Figure content listings:
-- -- --
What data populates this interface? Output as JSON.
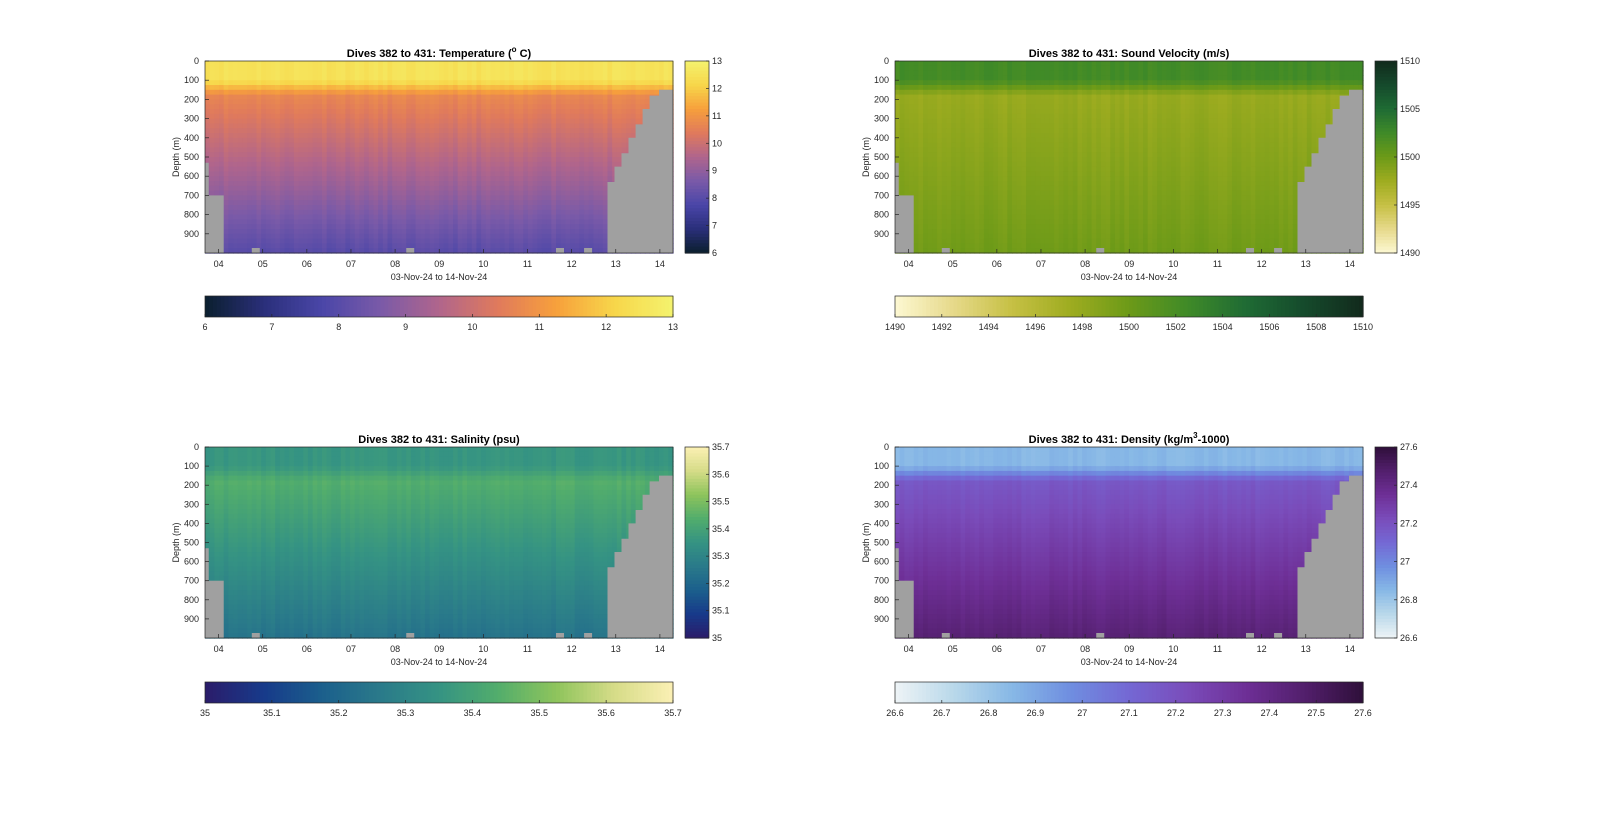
{
  "chart_data": [
    {
      "type": "heatmap",
      "title": "Dives 382 to 431: Temperature (",
      "title_sup": "o",
      "title_tail": " C)",
      "xlabel": "03-Nov-24 to 14-Nov-24",
      "ylabel": "Depth (m)",
      "x_ticks": [
        "04",
        "05",
        "06",
        "07",
        "08",
        "09",
        "10",
        "11",
        "12",
        "13",
        "14"
      ],
      "y_ticks": [
        "0",
        "100",
        "200",
        "300",
        "400",
        "500",
        "600",
        "700",
        "800",
        "900"
      ],
      "ylim": [
        0,
        1000
      ],
      "y_reversed": true,
      "clim": [
        6,
        13
      ],
      "colorbar_ticks": [
        "6",
        "7",
        "8",
        "9",
        "10",
        "11",
        "12",
        "13"
      ],
      "h_colorbar_ticks": [
        "6",
        "7",
        "8",
        "9",
        "10",
        "11",
        "12",
        "13"
      ],
      "colormap": [
        "#0b1f2e",
        "#2a2f7a",
        "#4a46a8",
        "#7a5aa8",
        "#b0658c",
        "#e07a5c",
        "#f7a03c",
        "#f7d64a",
        "#f4f36e"
      ],
      "profile": {
        "surface": 12.5,
        "thermocline": 10.7,
        "deep": 8.0
      },
      "missing_color": "#a0a0a0"
    },
    {
      "type": "heatmap",
      "title": "Dives 382 to 431: Sound Velocity (m/s)",
      "xlabel": "03-Nov-24 to 14-Nov-24",
      "ylabel": "Depth (m)",
      "x_ticks": [
        "04",
        "05",
        "06",
        "07",
        "08",
        "09",
        "10",
        "11",
        "12",
        "13",
        "14"
      ],
      "y_ticks": [
        "0",
        "100",
        "200",
        "300",
        "400",
        "500",
        "600",
        "700",
        "800",
        "900"
      ],
      "ylim": [
        0,
        1000
      ],
      "y_reversed": true,
      "clim": [
        1490,
        1510
      ],
      "colorbar_ticks": [
        "1490",
        "1495",
        "1500",
        "1505",
        "1510"
      ],
      "h_colorbar_ticks": [
        "1490",
        "1492",
        "1494",
        "1496",
        "1498",
        "1500",
        "1502",
        "1504",
        "1506",
        "1508",
        "1510"
      ],
      "colormap": [
        "#fdf8d2",
        "#e6d98a",
        "#c6c044",
        "#9eac20",
        "#6c9a18",
        "#3f8a28",
        "#1f6b34",
        "#154a2c",
        "#122a1c"
      ],
      "profile": {
        "surface": 1502.3,
        "thermocline": 1497.8,
        "deep": 1499.8
      },
      "missing_color": "#a0a0a0"
    },
    {
      "type": "heatmap",
      "title": "Dives 382 to 431: Salinity (psu)",
      "xlabel": "03-Nov-24 to 14-Nov-24",
      "ylabel": "Depth (m)",
      "x_ticks": [
        "04",
        "05",
        "06",
        "07",
        "08",
        "09",
        "10",
        "11",
        "12",
        "13",
        "14"
      ],
      "y_ticks": [
        "0",
        "100",
        "200",
        "300",
        "400",
        "500",
        "600",
        "700",
        "800",
        "900"
      ],
      "ylim": [
        0,
        1000
      ],
      "y_reversed": true,
      "clim": [
        35,
        35.7
      ],
      "colorbar_ticks": [
        "35",
        "35.1",
        "35.2",
        "35.3",
        "35.4",
        "35.5",
        "35.6",
        "35.7"
      ],
      "h_colorbar_ticks": [
        "35",
        "35.1",
        "35.2",
        "35.3",
        "35.4",
        "35.5",
        "35.6",
        "35.7"
      ],
      "colormap": [
        "#2b1c6a",
        "#173a8a",
        "#1b5f8c",
        "#2a7a8a",
        "#359383",
        "#52ad6c",
        "#8ec45c",
        "#d6dc88",
        "#fbf0b4"
      ],
      "profile": {
        "surface": 35.36,
        "thermocline": 35.44,
        "deep": 35.24
      },
      "missing_color": "#a0a0a0"
    },
    {
      "type": "heatmap",
      "title": "Dives 382 to 431: Density (kg/m",
      "title_sup": "3",
      "title_tail": "-1000)",
      "xlabel": "03-Nov-24 to 14-Nov-24",
      "ylabel": "Depth (m)",
      "x_ticks": [
        "04",
        "05",
        "06",
        "07",
        "08",
        "09",
        "10",
        "11",
        "12",
        "13",
        "14"
      ],
      "y_ticks": [
        "0",
        "100",
        "200",
        "300",
        "400",
        "500",
        "600",
        "700",
        "800",
        "900"
      ],
      "ylim": [
        0,
        1000
      ],
      "y_reversed": true,
      "clim": [
        26.6,
        27.6
      ],
      "colorbar_ticks": [
        "26.6",
        "26.8",
        "27",
        "27.2",
        "27.4",
        "27.6"
      ],
      "h_colorbar_ticks": [
        "26.6",
        "26.7",
        "26.8",
        "26.9",
        "27",
        "27.1",
        "27.2",
        "27.3",
        "27.4",
        "27.5",
        "27.6"
      ],
      "colormap": [
        "#eef4f6",
        "#b9d8ea",
        "#87b8e6",
        "#6f8ee0",
        "#7468d4",
        "#7a4cba",
        "#6e2f96",
        "#521f6c",
        "#2f0f3a"
      ],
      "profile": {
        "surface": 26.85,
        "thermocline": 27.17,
        "deep": 27.45
      },
      "missing_color": "#a0a0a0"
    }
  ]
}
-- -- --
OBJECTIVE>
Copy every line above word for word and exclude the pictures.

TASK ANSWER>
What data populates this interface? Output as JSON.
{
  "chart_data": [
    {
      "type": "heatmap",
      "title": "Dives 382 to 431: Temperature (",
      "title_sup": "o",
      "title_tail": " C)",
      "xlabel": "03-Nov-24 to 14-Nov-24",
      "ylabel": "Depth (m)",
      "x_ticks": [
        "04",
        "05",
        "06",
        "07",
        "08",
        "09",
        "10",
        "11",
        "12",
        "13",
        "14"
      ],
      "y_ticks": [
        "0",
        "100",
        "200",
        "300",
        "400",
        "500",
        "600",
        "700",
        "800",
        "900"
      ],
      "ylim": [
        0,
        1000
      ],
      "y_reversed": true,
      "clim": [
        6,
        13
      ],
      "colorbar_ticks": [
        "6",
        "7",
        "8",
        "9",
        "10",
        "11",
        "12",
        "13"
      ],
      "h_colorbar_ticks": [
        "6",
        "7",
        "8",
        "9",
        "10",
        "11",
        "12",
        "13"
      ],
      "colormap": [
        "#0b1f2e",
        "#2a2f7a",
        "#4a46a8",
        "#7a5aa8",
        "#b0658c",
        "#e07a5c",
        "#f7a03c",
        "#f7d64a",
        "#f4f36e"
      ],
      "profile": {
        "surface": 12.5,
        "thermocline": 10.7,
        "deep": 8.0
      },
      "missing_color": "#a0a0a0"
    },
    {
      "type": "heatmap",
      "title": "Dives 382 to 431: Sound Velocity (m/s)",
      "xlabel": "03-Nov-24 to 14-Nov-24",
      "ylabel": "Depth (m)",
      "x_ticks": [
        "04",
        "05",
        "06",
        "07",
        "08",
        "09",
        "10",
        "11",
        "12",
        "13",
        "14"
      ],
      "y_ticks": [
        "0",
        "100",
        "200",
        "300",
        "400",
        "500",
        "600",
        "700",
        "800",
        "900"
      ],
      "ylim": [
        0,
        1000
      ],
      "y_reversed": true,
      "clim": [
        1490,
        1510
      ],
      "colorbar_ticks": [
        "1490",
        "1495",
        "1500",
        "1505",
        "1510"
      ],
      "h_colorbar_ticks": [
        "1490",
        "1492",
        "1494",
        "1496",
        "1498",
        "1500",
        "1502",
        "1504",
        "1506",
        "1508",
        "1510"
      ],
      "colormap": [
        "#fdf8d2",
        "#e6d98a",
        "#c6c044",
        "#9eac20",
        "#6c9a18",
        "#3f8a28",
        "#1f6b34",
        "#154a2c",
        "#122a1c"
      ],
      "profile": {
        "surface": 1502.3,
        "thermocline": 1497.8,
        "deep": 1499.8
      },
      "missing_color": "#a0a0a0"
    },
    {
      "type": "heatmap",
      "title": "Dives 382 to 431: Salinity (psu)",
      "xlabel": "03-Nov-24 to 14-Nov-24",
      "ylabel": "Depth (m)",
      "x_ticks": [
        "04",
        "05",
        "06",
        "07",
        "08",
        "09",
        "10",
        "11",
        "12",
        "13",
        "14"
      ],
      "y_ticks": [
        "0",
        "100",
        "200",
        "300",
        "400",
        "500",
        "600",
        "700",
        "800",
        "900"
      ],
      "ylim": [
        0,
        1000
      ],
      "y_reversed": true,
      "clim": [
        35,
        35.7
      ],
      "colorbar_ticks": [
        "35",
        "35.1",
        "35.2",
        "35.3",
        "35.4",
        "35.5",
        "35.6",
        "35.7"
      ],
      "h_colorbar_ticks": [
        "35",
        "35.1",
        "35.2",
        "35.3",
        "35.4",
        "35.5",
        "35.6",
        "35.7"
      ],
      "colormap": [
        "#2b1c6a",
        "#173a8a",
        "#1b5f8c",
        "#2a7a8a",
        "#359383",
        "#52ad6c",
        "#8ec45c",
        "#d6dc88",
        "#fbf0b4"
      ],
      "profile": {
        "surface": 35.36,
        "thermocline": 35.44,
        "deep": 35.24
      },
      "missing_color": "#a0a0a0"
    },
    {
      "type": "heatmap",
      "title": "Dives 382 to 431: Density (kg/m",
      "title_sup": "3",
      "title_tail": "-1000)",
      "xlabel": "03-Nov-24 to 14-Nov-24",
      "ylabel": "Depth (m)",
      "x_ticks": [
        "04",
        "05",
        "06",
        "07",
        "08",
        "09",
        "10",
        "11",
        "12",
        "13",
        "14"
      ],
      "y_ticks": [
        "0",
        "100",
        "200",
        "300",
        "400",
        "500",
        "600",
        "700",
        "800",
        "900"
      ],
      "ylim": [
        0,
        1000
      ],
      "y_reversed": true,
      "clim": [
        26.6,
        27.6
      ],
      "colorbar_ticks": [
        "26.6",
        "26.8",
        "27",
        "27.2",
        "27.4",
        "27.6"
      ],
      "h_colorbar_ticks": [
        "26.6",
        "26.7",
        "26.8",
        "26.9",
        "27",
        "27.1",
        "27.2",
        "27.3",
        "27.4",
        "27.5",
        "27.6"
      ],
      "colormap": [
        "#eef4f6",
        "#b9d8ea",
        "#87b8e6",
        "#6f8ee0",
        "#7468d4",
        "#7a4cba",
        "#6e2f96",
        "#521f6c",
        "#2f0f3a"
      ],
      "profile": {
        "surface": 26.85,
        "thermocline": 27.17,
        "deep": 27.45
      },
      "missing_color": "#a0a0a0"
    }
  ]
}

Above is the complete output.